## [GIVEN DATA]
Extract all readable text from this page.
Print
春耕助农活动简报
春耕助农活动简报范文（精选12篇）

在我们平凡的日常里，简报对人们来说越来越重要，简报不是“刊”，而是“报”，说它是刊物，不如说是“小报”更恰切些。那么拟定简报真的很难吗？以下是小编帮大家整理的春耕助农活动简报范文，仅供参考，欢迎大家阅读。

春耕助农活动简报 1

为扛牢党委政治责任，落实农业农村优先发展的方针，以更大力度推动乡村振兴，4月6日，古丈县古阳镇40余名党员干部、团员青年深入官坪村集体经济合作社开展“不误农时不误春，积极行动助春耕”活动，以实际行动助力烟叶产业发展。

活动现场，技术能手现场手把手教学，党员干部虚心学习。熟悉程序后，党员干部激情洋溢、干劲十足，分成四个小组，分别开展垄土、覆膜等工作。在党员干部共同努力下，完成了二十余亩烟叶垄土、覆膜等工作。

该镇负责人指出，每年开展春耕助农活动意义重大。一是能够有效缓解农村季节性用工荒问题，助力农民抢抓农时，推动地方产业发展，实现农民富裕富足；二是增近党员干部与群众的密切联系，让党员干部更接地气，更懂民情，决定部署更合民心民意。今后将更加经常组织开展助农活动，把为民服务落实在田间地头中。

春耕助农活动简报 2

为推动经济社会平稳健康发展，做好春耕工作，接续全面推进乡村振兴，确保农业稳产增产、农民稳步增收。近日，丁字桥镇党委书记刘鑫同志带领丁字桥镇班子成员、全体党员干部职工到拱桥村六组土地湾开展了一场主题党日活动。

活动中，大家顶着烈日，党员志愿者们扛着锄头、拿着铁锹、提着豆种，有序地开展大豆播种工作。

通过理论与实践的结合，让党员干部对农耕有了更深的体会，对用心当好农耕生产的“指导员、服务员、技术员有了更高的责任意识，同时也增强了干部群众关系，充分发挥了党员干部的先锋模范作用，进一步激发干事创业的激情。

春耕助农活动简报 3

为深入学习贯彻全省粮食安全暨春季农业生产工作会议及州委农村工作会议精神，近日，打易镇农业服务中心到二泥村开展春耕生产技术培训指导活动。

## [REQUIREMENT]
Quote each line above in full, word for word.

## [EXERCISE RESPONSE]
Extract all readable text from this page.
Print
春耕助农活动简报
春耕助农活动简报范文（精选12篇）

在我们平凡的日常里，简报对人们来说越来越重要，简报不是“刊”，而是“报”，说它是刊物，不如说是“小报”更恰切些。那么拟定简报真的很难吗？以下是小编帮大家整理的春耕助农活动简报范文，仅供参考，欢迎大家阅读。

春耕助农活动简报 1

为扛牢党委政治责任，落实农业农村优先发展的方针，以更大力度推动乡村振兴，4月6日，古丈县古阳镇40余名党员干部、团员青年深入官坪村集体经济合作社开展“不误农时不误春，积极行动助春耕”活动，以实际行动助力烟叶产业发展。

活动现场，技术能手现场手把手教学，党员干部虚心学习。熟悉程序后，党员干部激情洋溢、干劲十足，分成四个小组，分别开展垄土、覆膜等工作。在党员干部共同努力下，完成了二十余亩烟叶垄土、覆膜等工作。

该镇负责人指出，每年开展春耕助农活动意义重大。一是能够有效缓解农村季节性用工荒问题，助力农民抢抓农时，推动地方产业发展，实现农民富裕富足；二是增近党员干部与群众的密切联系，让党员干部更接地气，更懂民情，决定部署更合民心民意。今后将更加经常组织开展助农活动，把为民服务落实在田间地头中。

春耕助农活动简报 2

为推动经济社会平稳健康发展，做好春耕工作，接续全面推进乡村振兴，确保农业稳产增产、农民稳步增收。近日，丁字桥镇党委书记刘鑫同志带领丁字桥镇班子成员、全体党员干部职工到拱桥村六组土地湾开展了一场主题党日活动。

活动中，大家顶着烈日，党员志愿者们扛着锄头、拿着铁锹、提着豆种，有序地开展大豆播种工作。

通过理论与实践的结合，让党员干部对农耕有了更深的体会，对用心当好农耕生产的“指导员、服务员、技术员有了更高的责任意识，同时也增强了干部群众关系，充分发挥了党员干部的先锋模范作用，进一步激发干事创业的激情。

春耕助农活动简报 3

为深入学习贯彻全省粮食安全暨春季农业生产工作会议及州委农村工作会议精神，近日，打易镇农业服务中心到二泥村开展春耕生产技术培训指导活动。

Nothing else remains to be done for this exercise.